→ TASK REQUIREMENTS:
Without omitting anything, return the records precisely as given.

→ GIVEN INFORMATION:
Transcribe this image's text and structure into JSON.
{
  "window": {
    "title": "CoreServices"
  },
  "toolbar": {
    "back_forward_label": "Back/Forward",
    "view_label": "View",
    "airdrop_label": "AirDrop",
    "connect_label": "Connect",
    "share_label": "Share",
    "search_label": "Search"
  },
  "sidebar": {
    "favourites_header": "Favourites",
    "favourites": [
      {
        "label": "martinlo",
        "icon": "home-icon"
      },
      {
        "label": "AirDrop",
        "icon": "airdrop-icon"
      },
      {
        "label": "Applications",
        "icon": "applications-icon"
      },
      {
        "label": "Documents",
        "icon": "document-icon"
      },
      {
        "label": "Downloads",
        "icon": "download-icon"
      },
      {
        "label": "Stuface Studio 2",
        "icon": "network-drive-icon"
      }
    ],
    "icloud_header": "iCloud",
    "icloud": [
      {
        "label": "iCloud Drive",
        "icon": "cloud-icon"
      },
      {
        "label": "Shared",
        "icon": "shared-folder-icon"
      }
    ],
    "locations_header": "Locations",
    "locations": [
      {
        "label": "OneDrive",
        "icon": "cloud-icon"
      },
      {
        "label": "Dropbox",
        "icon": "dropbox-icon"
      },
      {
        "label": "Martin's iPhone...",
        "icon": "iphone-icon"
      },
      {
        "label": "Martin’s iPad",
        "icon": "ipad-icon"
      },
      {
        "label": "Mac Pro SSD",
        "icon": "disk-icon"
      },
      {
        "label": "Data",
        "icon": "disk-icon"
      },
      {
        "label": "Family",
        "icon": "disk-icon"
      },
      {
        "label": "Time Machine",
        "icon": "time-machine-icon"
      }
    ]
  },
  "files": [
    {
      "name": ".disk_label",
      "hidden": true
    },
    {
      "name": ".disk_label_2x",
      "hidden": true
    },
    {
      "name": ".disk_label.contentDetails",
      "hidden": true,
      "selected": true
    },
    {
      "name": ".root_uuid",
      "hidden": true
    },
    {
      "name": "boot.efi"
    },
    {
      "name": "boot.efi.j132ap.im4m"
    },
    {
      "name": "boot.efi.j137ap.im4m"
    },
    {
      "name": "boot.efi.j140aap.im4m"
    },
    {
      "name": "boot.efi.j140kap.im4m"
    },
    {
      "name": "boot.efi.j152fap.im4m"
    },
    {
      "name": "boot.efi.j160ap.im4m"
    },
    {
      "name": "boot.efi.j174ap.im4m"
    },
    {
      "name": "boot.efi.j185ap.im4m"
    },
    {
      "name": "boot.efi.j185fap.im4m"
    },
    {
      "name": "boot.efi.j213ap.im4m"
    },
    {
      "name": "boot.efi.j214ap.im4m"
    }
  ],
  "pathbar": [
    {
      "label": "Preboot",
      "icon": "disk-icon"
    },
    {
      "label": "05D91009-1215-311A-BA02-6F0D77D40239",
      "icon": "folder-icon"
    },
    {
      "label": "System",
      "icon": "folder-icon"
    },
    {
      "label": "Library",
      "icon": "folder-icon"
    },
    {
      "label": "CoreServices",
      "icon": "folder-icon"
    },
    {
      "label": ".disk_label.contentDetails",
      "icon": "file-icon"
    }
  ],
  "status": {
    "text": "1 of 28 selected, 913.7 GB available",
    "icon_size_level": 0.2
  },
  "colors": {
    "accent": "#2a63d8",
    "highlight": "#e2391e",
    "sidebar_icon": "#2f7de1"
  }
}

→ SOLUTION TO THE EXERCISE:
Transcribe this image's text and structure into JSON.
{
  "window": {
    "title": "CoreServices"
  },
  "toolbar": {
    "back_forward_label": "Back/Forward",
    "view_label": "View",
    "airdrop_label": "AirDrop",
    "connect_label": "Connect",
    "share_label": "Share",
    "search_label": "Search"
  },
  "sidebar": {
    "favourites_header": "Favourites",
    "favourites": [
      {
        "label": "martinlo",
        "icon": "home-icon"
      },
      {
        "label": "AirDrop",
        "icon": "airdrop-icon"
      },
      {
        "label": "Applications",
        "icon": "applications-icon"
      },
      {
        "label": "Documents",
        "icon": "document-icon"
      },
      {
        "label": "Downloads",
        "icon": "download-icon"
      },
      {
        "label": "Stuface Studio 2",
        "icon": "network-drive-icon"
      }
    ],
    "icloud_header": "iCloud",
    "icloud": [
      {
        "label": "iCloud Drive",
        "icon": "cloud-icon"
      },
      {
        "label": "Shared",
        "icon": "shared-folder-icon"
      }
    ],
    "locations_header": "Locations",
    "locations": [
      {
        "label": "OneDrive",
        "icon": "cloud-icon"
      },
      {
        "label": "Dropbox",
        "icon": "dropbox-icon"
      },
      {
        "label": "Martin's iPhone...",
        "icon": "iphone-icon"
      },
      {
        "label": "Martin’s iPad",
        "icon": "ipad-icon"
      },
      {
        "label": "Mac Pro SSD",
        "icon": "disk-icon"
      },
      {
        "label": "Data",
        "icon": "disk-icon"
      },
      {
        "label": "Family",
        "icon": "disk-icon"
      },
      {
        "label": "Time Machine",
        "icon": "time-machine-icon"
      }
    ]
  },
  "files": [
    {
      "name": ".disk_label",
      "hidden": true
    },
    {
      "name": ".disk_label_2x",
      "hidden": true
    },
    {
      "name": ".disk_label.contentDetails",
      "hidden": true,
      "selected": true
    },
    {
      "name": ".root_uuid",
      "hidden": true
    },
    {
      "name": "boot.efi"
    },
    {
      "name": "boot.efi.j132ap.im4m"
    },
    {
      "name": "boot.efi.j137ap.im4m"
    },
    {
      "name": "boot.efi.j140aap.im4m"
    },
    {
      "name": "boot.efi.j140kap.im4m"
    },
    {
      "name": "boot.efi.j152fap.im4m"
    },
    {
      "name": "boot.efi.j160ap.im4m"
    },
    {
      "name": "boot.efi.j174ap.im4m"
    },
    {
      "name": "boot.efi.j185ap.im4m"
    },
    {
      "name": "boot.efi.j185fap.im4m"
    },
    {
      "name": "boot.efi.j213ap.im4m"
    },
    {
      "name": "boot.efi.j214ap.im4m"
    }
  ],
  "pathbar": [
    {
      "label": "Preboot",
      "icon": "disk-icon"
    },
    {
      "label": "05D91009-1215-311A-BA02-6F0D77D40239",
      "icon": "folder-icon"
    },
    {
      "label": "System",
      "icon": "folder-icon"
    },
    {
      "label": "Library",
      "icon": "folder-icon"
    },
    {
      "label": "CoreServices",
      "icon": "folder-icon"
    },
    {
      "label": ".disk_label.contentDetails",
      "icon": "file-icon"
    }
  ],
  "status": {
    "text": "1 of 28 selected, 913.7 GB available",
    "icon_size_level": 0.2
  },
  "colors": {
    "accent": "#2a63d8",
    "highlight": "#e2391e",
    "sidebar_icon": "#2f7de1"
  }
}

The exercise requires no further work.